Entries from a dataset
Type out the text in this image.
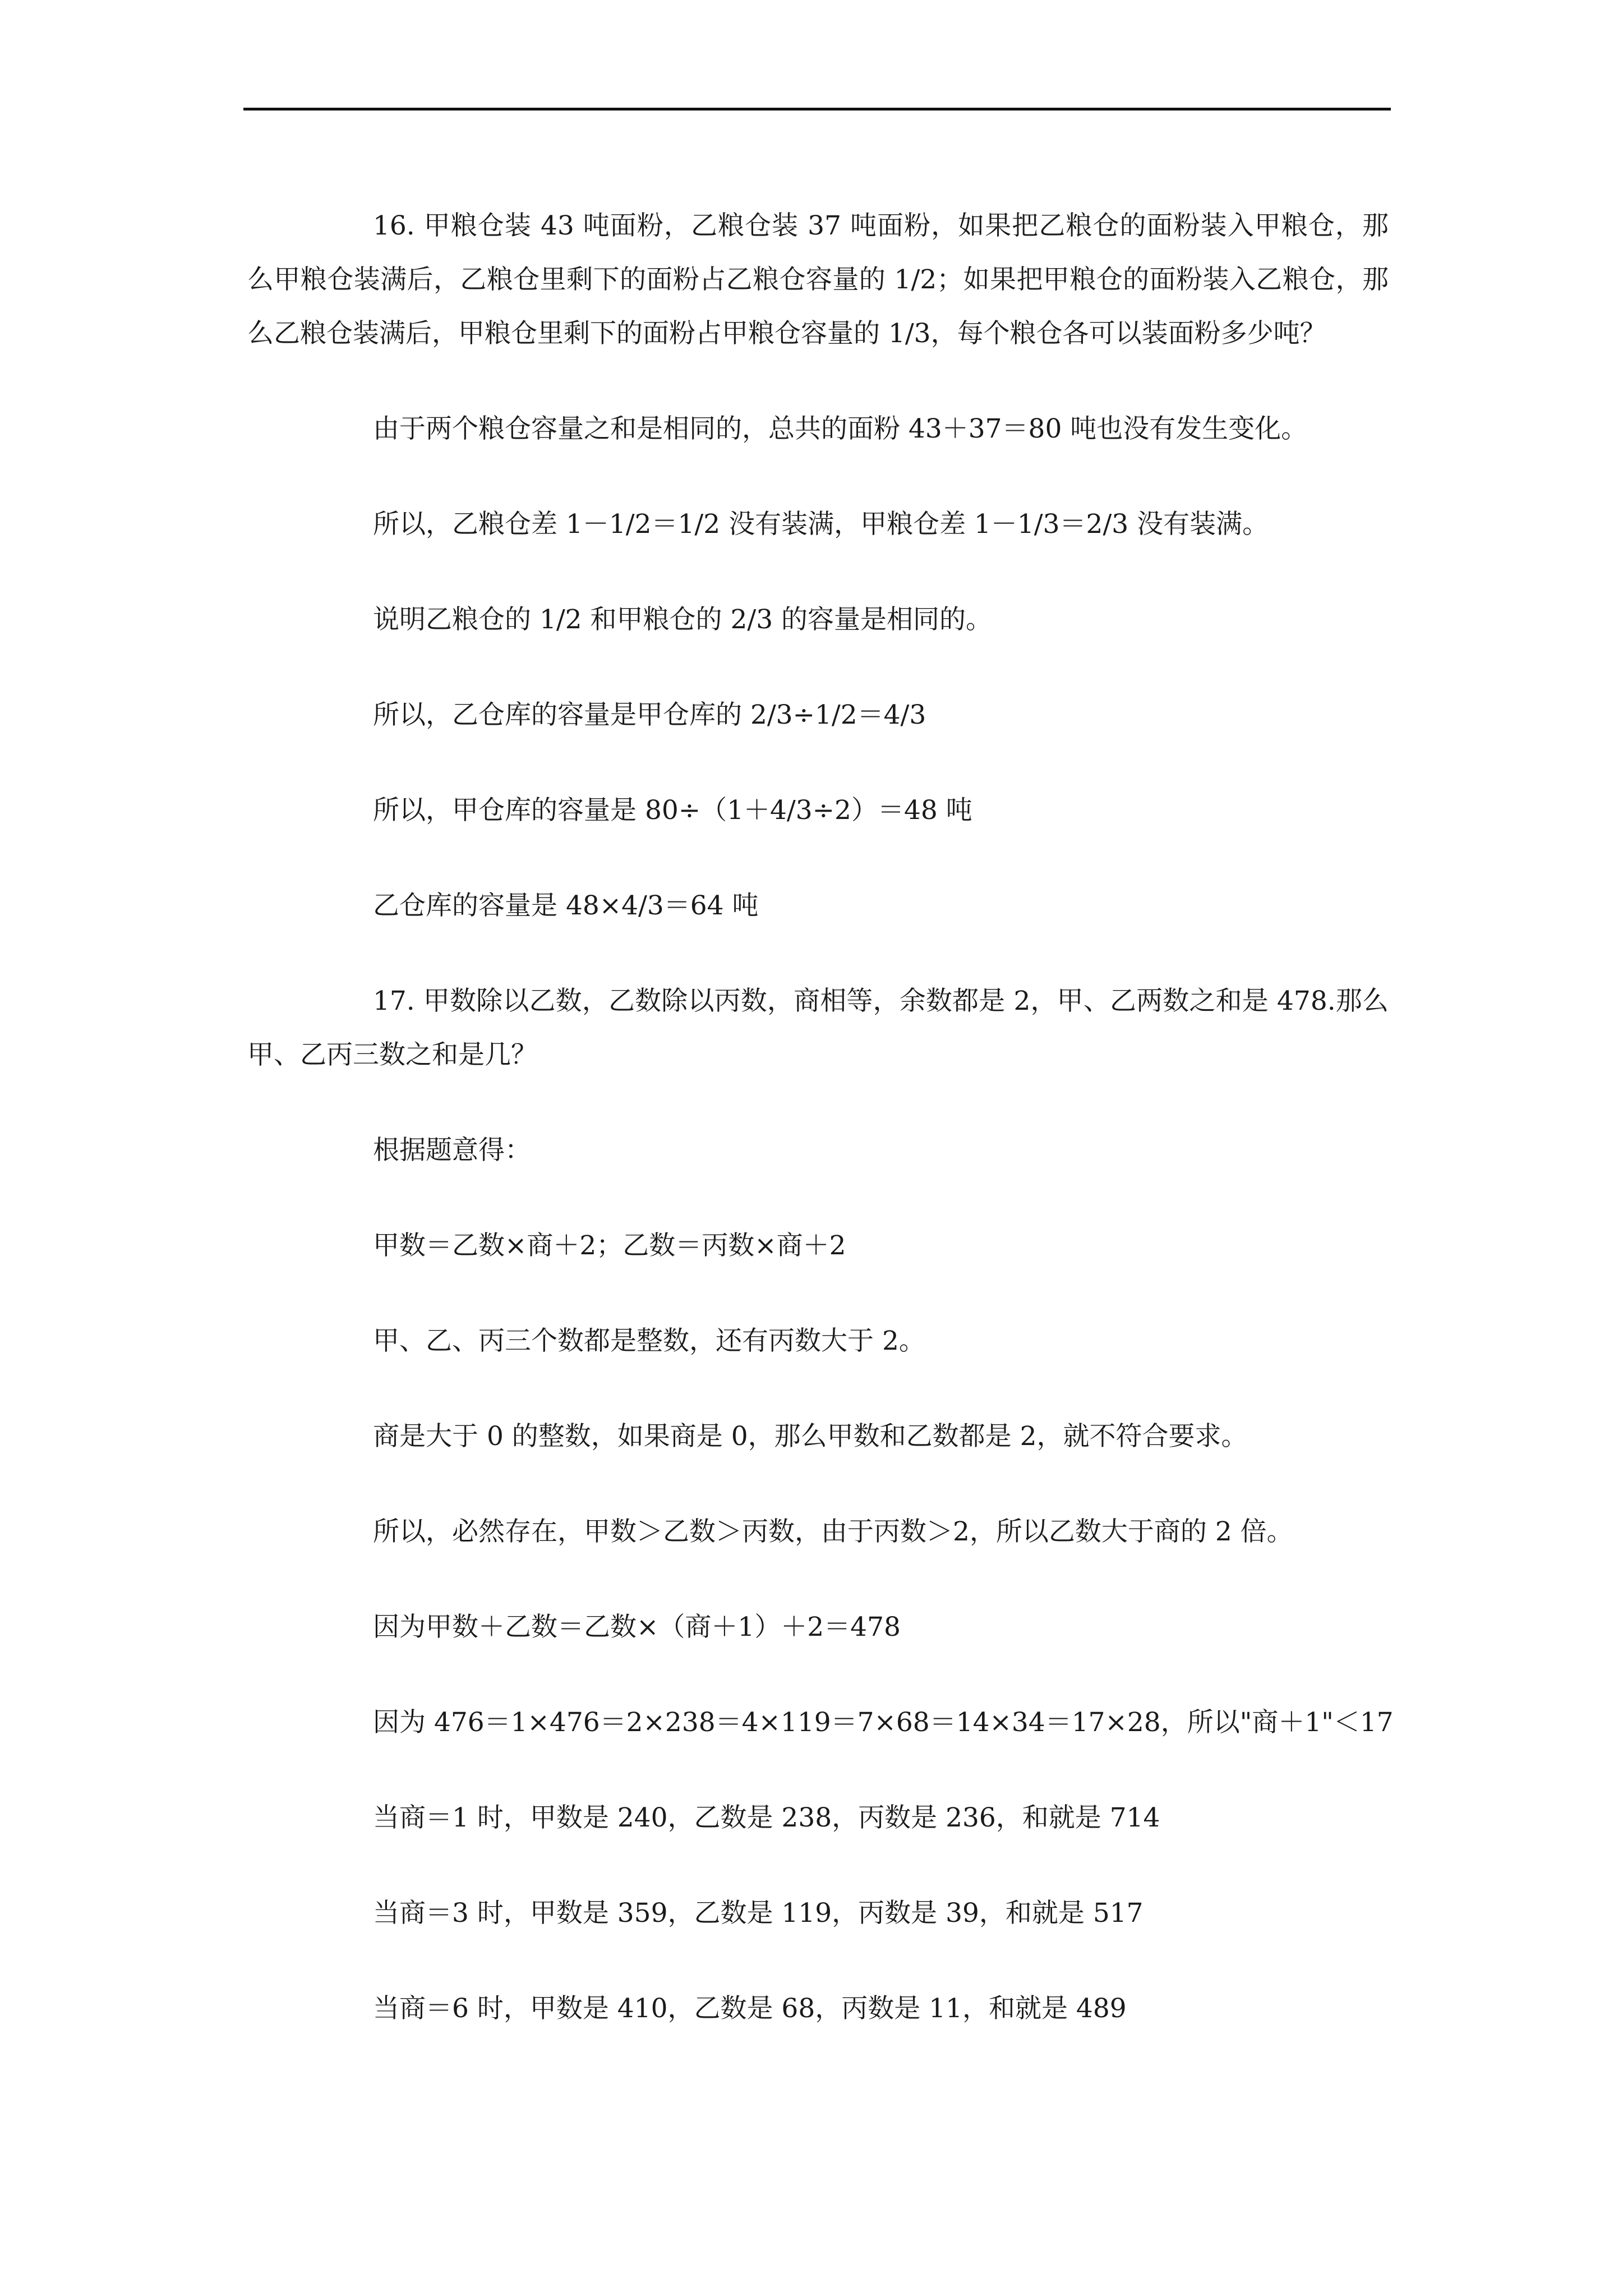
16. 甲粮仓装 43 吨面粉，乙粮仓装 37 吨面粉，如果把乙粮仓的面粉装入甲粮仓，那么甲粮仓装满后，乙粮仓里剩下的面粉占乙粮仓容量的 1/2；如果把甲粮仓的面粉装入乙粮仓，那么乙粮仓装满后，甲粮仓里剩下的面粉占甲粮仓容量的 1/3，每个粮仓各可以装面粉多少吨？

由于两个粮仓容量之和是相同的，总共的面粉 43＋37＝80 吨也没有发生变化。

所以，乙粮仓差 1－1/2＝1/2 没有装满，甲粮仓差 1－1/3＝2/3 没有装满。

说明乙粮仓的 1/2 和甲粮仓的 2/3 的容量是相同的。

所以，乙仓库的容量是甲仓库的 2/3÷1/2＝4/3

所以，甲仓库的容量是 80÷（1＋4/3÷2）＝48 吨

乙仓库的容量是 48×4/3＝64 吨

17. 甲数除以乙数，乙数除以丙数，商相等，余数都是 2，甲、乙两数之和是 478.那么甲、乙丙三数之和是几？

根据题意得：

甲数＝乙数×商＋2；乙数＝丙数×商＋2

甲、乙、丙三个数都是整数，还有丙数大于 2。

商是大于 0 的整数，如果商是 0，那么甲数和乙数都是 2，就不符合要求。

所以，必然存在，甲数＞乙数＞丙数，由于丙数＞2，所以乙数大于商的 2 倍。

因为甲数＋乙数＝乙数×（商＋1）＋2＝478

因为 476＝1×476＝2×238＝4×119＝7×68＝14×34＝17×28，所以"商＋1"＜17

当商＝1 时，甲数是 240，乙数是 238，丙数是 236，和就是 714

当商＝3 时，甲数是 359，乙数是 119，丙数是 39，和就是 517

当商＝6 时，甲数是 410，乙数是 68，丙数是 11，和就是 489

**INSTRUCTION:** Your copy should repeat each entry above exactly but contain no pictures.

**ANSWER TO THE TASK:**
Type out the text in this image.
16. 甲粮仓装 43 吨面粉，乙粮仓装 37 吨面粉，如果把乙粮仓的面粉装入甲粮仓，那么甲粮仓装满后，乙粮仓里剩下的面粉占乙粮仓容量的 1/2；如果把甲粮仓的面粉装入乙粮仓，那么乙粮仓装满后，甲粮仓里剩下的面粉占甲粮仓容量的 1/3，每个粮仓各可以装面粉多少吨？

由于两个粮仓容量之和是相同的，总共的面粉 43＋37＝80 吨也没有发生变化。

所以，乙粮仓差 1－1/2＝1/2 没有装满，甲粮仓差 1－1/3＝2/3 没有装满。

说明乙粮仓的 1/2 和甲粮仓的 2/3 的容量是相同的。

所以，乙仓库的容量是甲仓库的 2/3÷1/2＝4/3

所以，甲仓库的容量是 80÷（1＋4/3÷2）＝48 吨

乙仓库的容量是 48×4/3＝64 吨

17. 甲数除以乙数，乙数除以丙数，商相等，余数都是 2，甲、乙两数之和是 478.那么甲、乙丙三数之和是几？

根据题意得：

甲数＝乙数×商＋2；乙数＝丙数×商＋2

甲、乙、丙三个数都是整数，还有丙数大于 2。

商是大于 0 的整数，如果商是 0，那么甲数和乙数都是 2，就不符合要求。

所以，必然存在，甲数＞乙数＞丙数，由于丙数＞2，所以乙数大于商的 2 倍。

因为甲数＋乙数＝乙数×（商＋1）＋2＝478

因为 476＝1×476＝2×238＝4×119＝7×68＝14×34＝17×28，所以"商＋1"＜17

当商＝1 时，甲数是 240，乙数是 238，丙数是 236，和就是 714

当商＝3 时，甲数是 359，乙数是 119，丙数是 39，和就是 517

当商＝6 时，甲数是 410，乙数是 68，丙数是 11，和就是 489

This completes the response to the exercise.